[TASK TO COMPLETE]:
Write out each line word for word. Drop pictures.
⟨
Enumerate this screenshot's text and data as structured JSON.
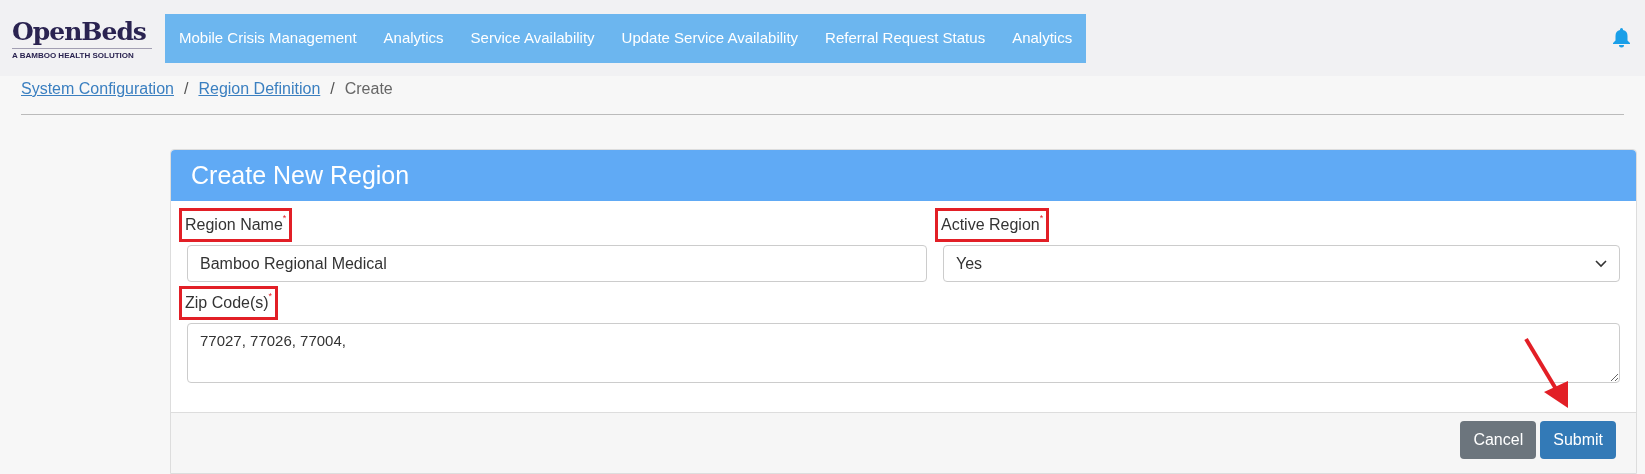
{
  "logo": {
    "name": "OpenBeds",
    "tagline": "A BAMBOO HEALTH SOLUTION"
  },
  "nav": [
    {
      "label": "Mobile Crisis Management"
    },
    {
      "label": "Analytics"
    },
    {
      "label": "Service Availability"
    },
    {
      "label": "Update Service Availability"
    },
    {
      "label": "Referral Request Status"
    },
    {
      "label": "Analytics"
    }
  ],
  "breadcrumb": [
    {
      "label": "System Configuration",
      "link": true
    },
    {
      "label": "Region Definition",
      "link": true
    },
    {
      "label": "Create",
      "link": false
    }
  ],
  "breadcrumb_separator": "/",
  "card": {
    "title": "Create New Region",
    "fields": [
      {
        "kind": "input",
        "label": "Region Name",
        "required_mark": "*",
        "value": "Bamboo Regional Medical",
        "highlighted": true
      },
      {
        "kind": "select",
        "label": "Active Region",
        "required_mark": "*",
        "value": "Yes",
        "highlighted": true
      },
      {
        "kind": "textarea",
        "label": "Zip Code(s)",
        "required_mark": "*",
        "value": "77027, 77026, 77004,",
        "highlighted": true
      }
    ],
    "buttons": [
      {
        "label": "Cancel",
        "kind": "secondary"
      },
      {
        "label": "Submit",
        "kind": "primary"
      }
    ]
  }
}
⟩
[REPLY]:
Enumerate this screenshot's text and data as structured JSON.
{
  "logo": {
    "name": "OpenBeds",
    "tagline": "A BAMBOO HEALTH SOLUTION"
  },
  "nav": [
    {
      "label": "Mobile Crisis Management"
    },
    {
      "label": "Analytics"
    },
    {
      "label": "Service Availability"
    },
    {
      "label": "Update Service Availability"
    },
    {
      "label": "Referral Request Status"
    },
    {
      "label": "Analytics"
    }
  ],
  "breadcrumb": [
    {
      "label": "System Configuration",
      "link": true
    },
    {
      "label": "Region Definition",
      "link": true
    },
    {
      "label": "Create",
      "link": false
    }
  ],
  "breadcrumb_separator": "/",
  "card": {
    "title": "Create New Region",
    "fields": [
      {
        "kind": "input",
        "label": "Region Name",
        "required_mark": "*",
        "value": "Bamboo Regional Medical",
        "highlighted": true
      },
      {
        "kind": "select",
        "label": "Active Region",
        "required_mark": "*",
        "value": "Yes",
        "highlighted": true
      },
      {
        "kind": "textarea",
        "label": "Zip Code(s)",
        "required_mark": "*",
        "value": "77027, 77026, 77004,",
        "highlighted": true
      }
    ],
    "buttons": [
      {
        "label": "Cancel",
        "kind": "secondary"
      },
      {
        "label": "Submit",
        "kind": "primary"
      }
    ]
  }
}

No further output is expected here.